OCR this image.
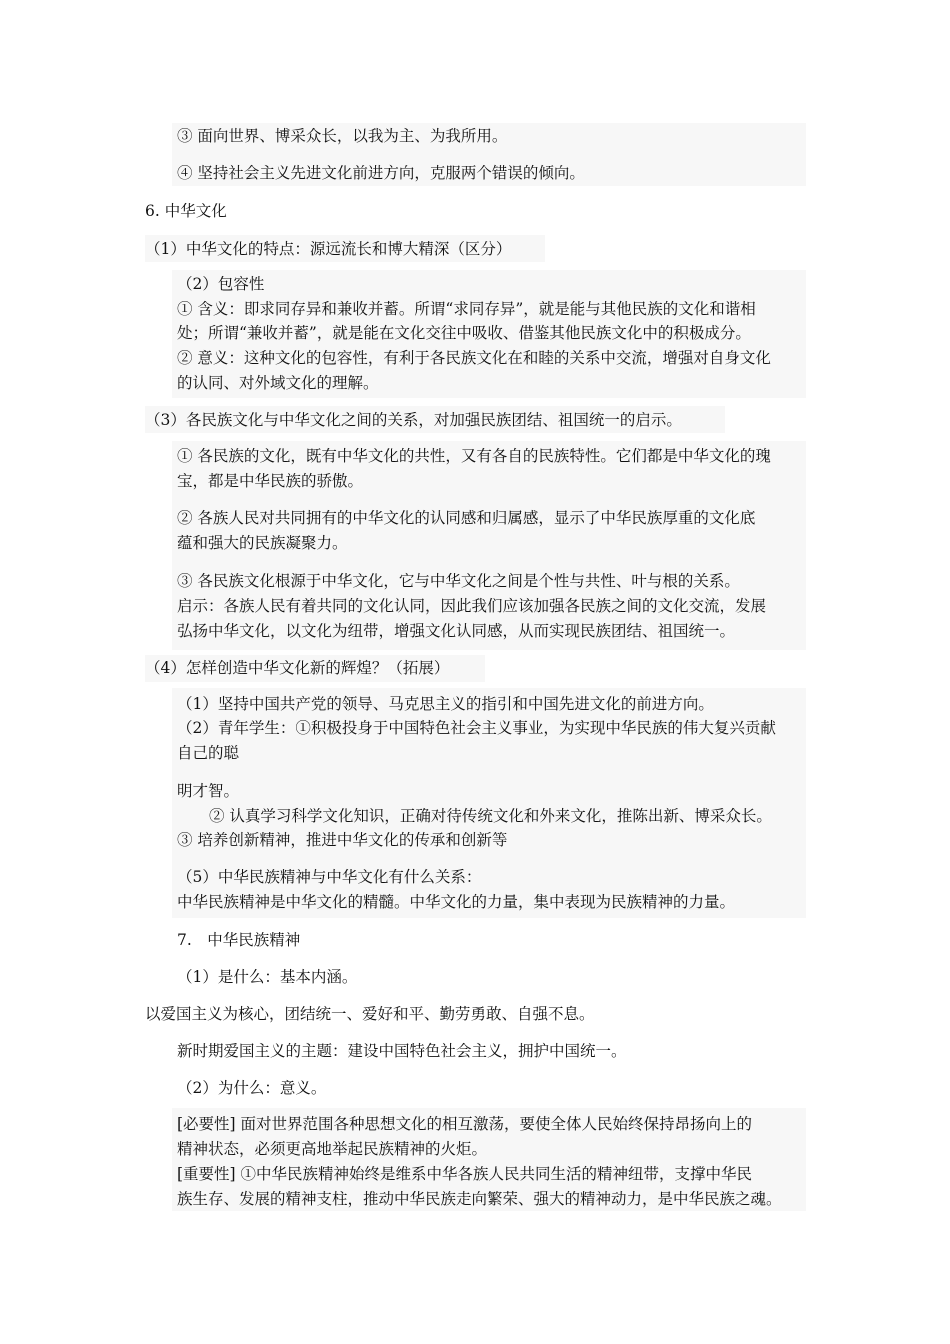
③ 面向世界、博采众长，以我为主、为我所用。
④ 坚持社会主义先进文化前进方向，克服两个错误的倾向。
6. 中华文化
（1）中华文化的特点：源远流长和博大精深（区分）
（2）包容性
① 含义：即求同存异和兼收并蓄。所谓“求同存异”，就是能与其他民族的文化和谐相
处；所谓“兼收并蓄”，就是能在文化交往中吸收、借鉴其他民族文化中的积极成分。
② 意义：这种文化的包容性，有利于各民族文化在和睦的关系中交流，增强对自身文化
的认同、对外域文化的理解。
（3）各民族文化与中华文化之间的关系，对加强民族团结、祖国统一的启示。
① 各民族的文化，既有中华文化的共性，又有各自的民族特性。它们都是中华文化的瑰
宝，都是中华民族的骄傲。
② 各族人民对共同拥有的中华文化的认同感和归属感，显示了中华民族厚重的文化底
蕴和强大的民族凝聚力。
③ 各民族文化根源于中华文化，它与中华文化之间是个性与共性、叶与根的关系。
启示：各族人民有着共同的文化认同，因此我们应该加强各民族之间的文化交流，发展
弘扬中华文化，以文化为纽带，增强文化认同感，从而实现民族团结、祖国统一。
（4）怎样创造中华文化新的辉煌？（拓展）
（1）坚持中国共产党的领导、马克思主义的指引和中国先进文化的前进方向。
（2）青年学生：①积极投身于中国特色社会主义事业，为实现中华民族的伟大复兴贡献
自己的聪
明才智。
② 认真学习科学文化知识，正确对待传统文化和外来文化，推陈出新、博采众长。
③ 培养创新精神，推进中华文化的传承和创新等
（5）中华民族精神与中华文化有什么关系：
中华民族精神是中华文化的精髓。中华文化的力量，集中表现为民族精神的力量。
7.　中华民族精神
（1）是什么：基本内涵。
以爱国主义为核心，团结统一、爱好和平、勤劳勇敢、自强不息。
新时期爱国主义的主题：建设中国特色社会主义，拥护中国统一。
（2）为什么：意义。
[必要性] 面对世界范围各种思想文化的相互激荡，要使全体人民始终保持昂扬向上的
精神状态，必须更高地举起民族精神的火炬。
[重要性] ①中华民族精神始终是维系中华各族人民共同生活的精神纽带，支撑中华民
族生存、发展的精神支柱，推动中华民族走向繁荣、强大的精神动力，是中华民族之魂。
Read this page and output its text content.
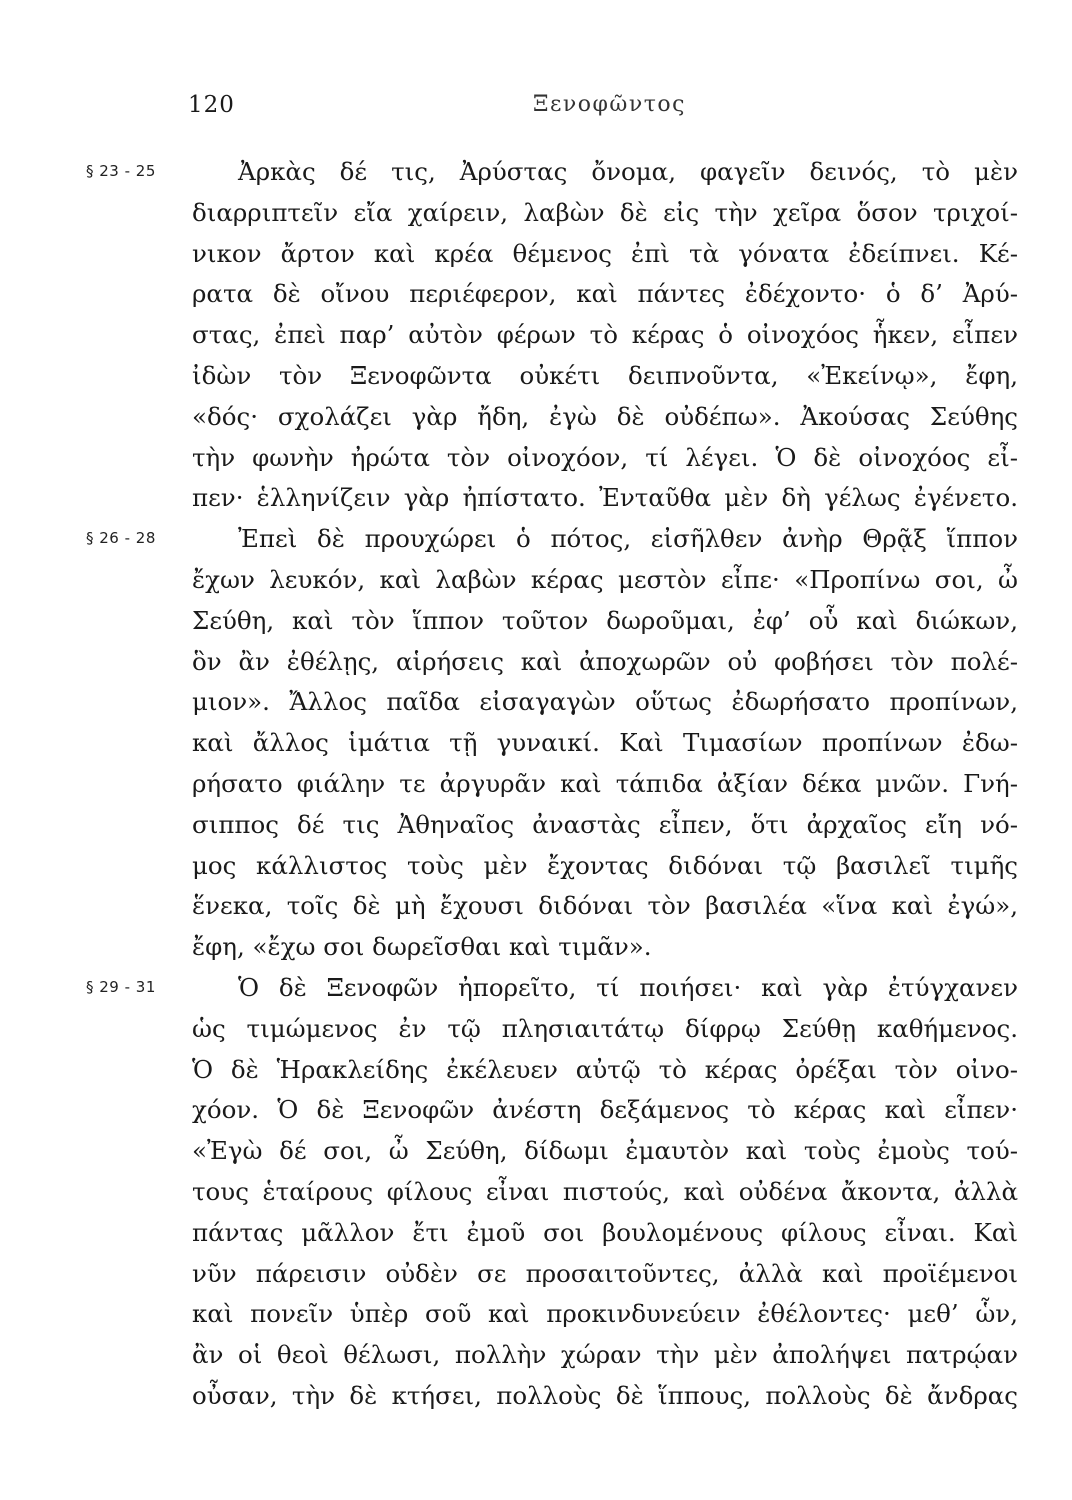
120	Ξενοφῶντος
§ 23 - 25
§ 26 - 28
§ 29 - 31
Ἀρκὰς δέ τις, Ἀρύστας ὄνομα, φαγεῖν δεινός, τὸ μὲν
διαρριπτεῖν εἴα χαίρειν, λαβὼν δὲ εἰς τὴν χεῖρα ὅσον τριχοί-
νικον ἄρτον καὶ κρέα θέμενος ἐπὶ τὰ γόνατα ἐδείπνει. Κέ-
ρατα δὲ οἴνου περιέφερον, καὶ πάντες ἐδέχοντο· ὁ δ’ Ἀρύ-
στας, ἐπεὶ παρ’ αὐτὸν φέρων τὸ κέρας ὁ οἰνοχόος ἧκεν, εἶπεν
ἰδὼν τὸν Ξενοφῶντα οὐκέτι δειπνοῦντα, «Ἐκείνῳ», ἔφη,
«δός· σχολάζει γὰρ ἤδη, ἐγὼ δὲ οὐδέπω». Ἀκούσας Σεύθης
τὴν φωνὴν ἠρώτα τὸν οἰνοχόον, τί λέγει. Ὁ δὲ οἰνοχόος εἶ-
πεν· ἑλληνίζειν γὰρ ἠπίστατο. Ἐνταῦθα μὲν δὴ γέλως ἐγένετο.
Ἐπεὶ δὲ προυχώρει ὁ πότος, εἰσῆλθεν ἀνὴρ Θρᾷξ ἵππον
ἔχων λευκόν, καὶ λαβὼν κέρας μεστὸν εἶπε· «Προπίνω σοι, ὦ
Σεύθη, καὶ τὸν ἵππον τοῦτον δωροῦμαι, ἐφ’ οὗ καὶ διώκων,
ὃν ἂν ἐθέλῃς, αἱρήσεις καὶ ἀποχωρῶν οὐ φοβήσει τὸν πολέ-
μιον». Ἄλλος παῖδα εἰσαγαγὼν οὕτως ἐδωρήσατο προπίνων,
καὶ ἄλλος ἱμάτια τῇ γυναικί. Καὶ Τιμασίων προπίνων ἐδω-
ρήσατο φιάλην τε ἀργυρᾶν καὶ τάπιδα ἀξίαν δέκα μνῶν. Γνή-
σιππος δέ τις Ἀθηναῖος ἀναστὰς εἶπεν, ὅτι ἀρχαῖος εἴη νό-
μος κάλλιστος τοὺς μὲν ἔχοντας διδόναι τῷ βασιλεῖ τιμῆς
ἕνεκα, τοῖς δὲ μὴ ἔχουσι διδόναι τὸν βασιλέα «ἵνα καὶ ἐγώ»,
ἔφη, «ἔχω σοι δωρεῖσθαι καὶ τιμᾶν».
Ὁ δὲ Ξενοφῶν ἠπορεῖτο, τί ποιήσει· καὶ γὰρ ἐτύγχανεν
ὡς τιμώμενος ἐν τῷ πλησιαιτάτῳ δίφρῳ Σεύθῃ καθήμενος.
Ὁ δὲ Ἡρακλείδης ἐκέλευεν αὐτῷ τὸ κέρας ὀρέξαι τὸν οἰνο-
χόον. Ὁ δὲ Ξενοφῶν ἀνέστη δεξάμενος τὸ κέρας καὶ εἶπεν·
«Ἐγὼ δέ σοι, ὦ Σεύθη, δίδωμι ἐμαυτὸν καὶ τοὺς ἐμοὺς τού-
τους ἑταίρους φίλους εἶναι πιστούς, καὶ οὐδένα ἄκοντα, ἀλλὰ
πάντας μᾶλλον ἔτι ἐμοῦ σοι βουλομένους φίλους εἶναι. Καὶ
νῦν πάρεισιν οὐδὲν σε προσαιτοῦντες, ἀλλὰ καὶ προϊέμενοι
καὶ πονεῖν ὑπὲρ σοῦ καὶ προκινδυνεύειν ἐθέλοντες· μεθ’ ὧν,
ἂν οἱ θεοὶ θέλωσι, πολλὴν χώραν τὴν μὲν ἀπολήψει πατρῴαν
οὖσαν, τὴν δὲ κτήσει, πολλοὺς δὲ ἵππους, πολλοὺς δὲ ἄνδρας
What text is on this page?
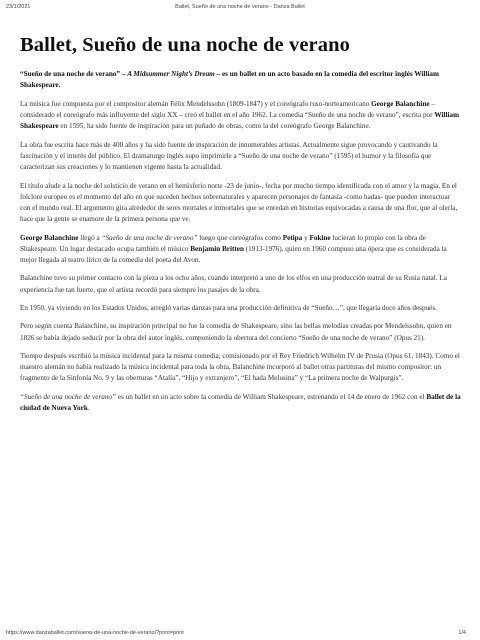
23/1/2021	Ballet, Sueño de una noche de verano - Danza Ballet
Ballet, Sueño de una noche de verano

“Sueño de una noche de verano” – A Midsummer Night’s Dream – es un ballet en un acto basado en la comedia del escritor inglés William Shakespeare.

La música fue compuesta por el compositor alemán Félix Mendelssohn (1809-1847) y el coreógrafo ruso-norteamericano George Balanchine – considerado el coreógrafo más influyente del siglo XX – creó el ballet en el año 1962. La comedia “Sueño de una noche de verano”, escrita por William Shakespeare en 1595, ha sido fuente de inspiración para un puñado de obras, como la del coreógrafo George Balanchine.

La obra fue escrita hace más de 400 años y ha sido fuente de inspiración de innumerables artistas. Actualmente sigue provocando y cautivando la fascinación y el interés del público. El dramaturgo inglés supo imprimirle a “Sueño de una noche de verano” (1595) el humor y la filosofía que caracterizan sus creaciones y lo mantienen vigente hasta la actualidad.

El título alude a la noche del solsticio de verano en el hemisferio norte -23 de junio-, fecha por mucho tiempo identificada con el amor y la magia. En el folclore europeo es el momento del año en que suceden hechos sobrenaturales y aparecen personajes de fantasía -como hadas- que pueden interactuar con el mundo real. El argumento gira alrededor de seres mortales e inmortales que se enredan en historias equivocadas a causa de una flor, que al olerla, hace que la gente se enamore de la primera persona que ve.

George Balanchine llegó a “Sueño de una noche de verano” luego que coreógrafos como Petipa y Fokine lucieran lo propio con la obra de Shakespeare. Un lugar destacado ocupa también el músico Benjamin Britten (1913-1976), quien en 1960 compuso una ópera que es considerada la mejor llegada al teatro lírico de la comedia del poeta del Avon.

Balanchine tuvo su primer contacto con la pieza a los ocho años, cuando interpretó a uno de los elfos en una producción teatral de su Rusia natal. La experiencia fue tan fuerte, que el artista recordó para siempre los pasajes de la obra.

En 1950, ya viviendo en los Estados Unidos, arregló varias danzas para una producción definitiva de “Sueño…”, que llegaría doce años después.

Pero según cuenta Balanchine, su inspiración principal no fue la comedia de Shakespeare, sino las bellas melodías creadas por Mendelssohn, quien en 1826 se había dejado seducir por la obra del autor inglés, componiendo la obertura del concierto “Sueño de una noche de verano” (Opus 21).

Tiempo después escribió la música incidental para la misma comedia, comisionado por el Rey Friedrich Wilhelm IV de Prusia (Opus 61, 1843). Como el maestro alemán no había realizado la música incidental para toda la obra, Balanchine incorporó al ballet otras partituras del mismo compositor: un fragmento de la Sinfonía No. 9 y las oberturas “Atalía”, “Hijo y extranjero”, “El hada Melusina” y “La primera noche de Walpurgis”.

“Sueño de una noche de verano” es un ballet en un acto sobre la comedia de William Shakespeare, estrenando el 14 de enero de 1962 con el Ballet de la ciudad de Nueva York.

https://www.danzaballet.com/sueno-de-una-noche-de-verano/?print=print	1/4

Given task:
Pull out each line of the records holding the string "primera".

Correct answer:
El título alude a la noche del solsticio de verano en el hemisferio norte -23 de junio-, fecha por mucho tiempo identificada con el amor y la magia. En el folclore europeo es el momento del año en que suceden hechos sobrenaturales y aparecen personajes de fantasía -como hadas- que pueden interactuar con el mundo real. El argumento gira alrededor de seres mortales e inmortales que se enredan en historias equivocadas a causa de una flor, que al olerla, hace que la gente se enamore de la primera persona que ve.
Tiempo después escribió la música incidental para la misma comedia, comisionado por el Rey Friedrich Wilhelm IV de Prusia (Opus 61, 1843). Como el maestro alemán no había realizado la música incidental para toda la obra, Balanchine incorporó al ballet otras partituras del mismo compositor: un fragmento de la Sinfonía No. 9 y las oberturas “Atalía”, “Hijo y extranjero”, “El hada Melusina” y “La primera noche de Walpurgis”.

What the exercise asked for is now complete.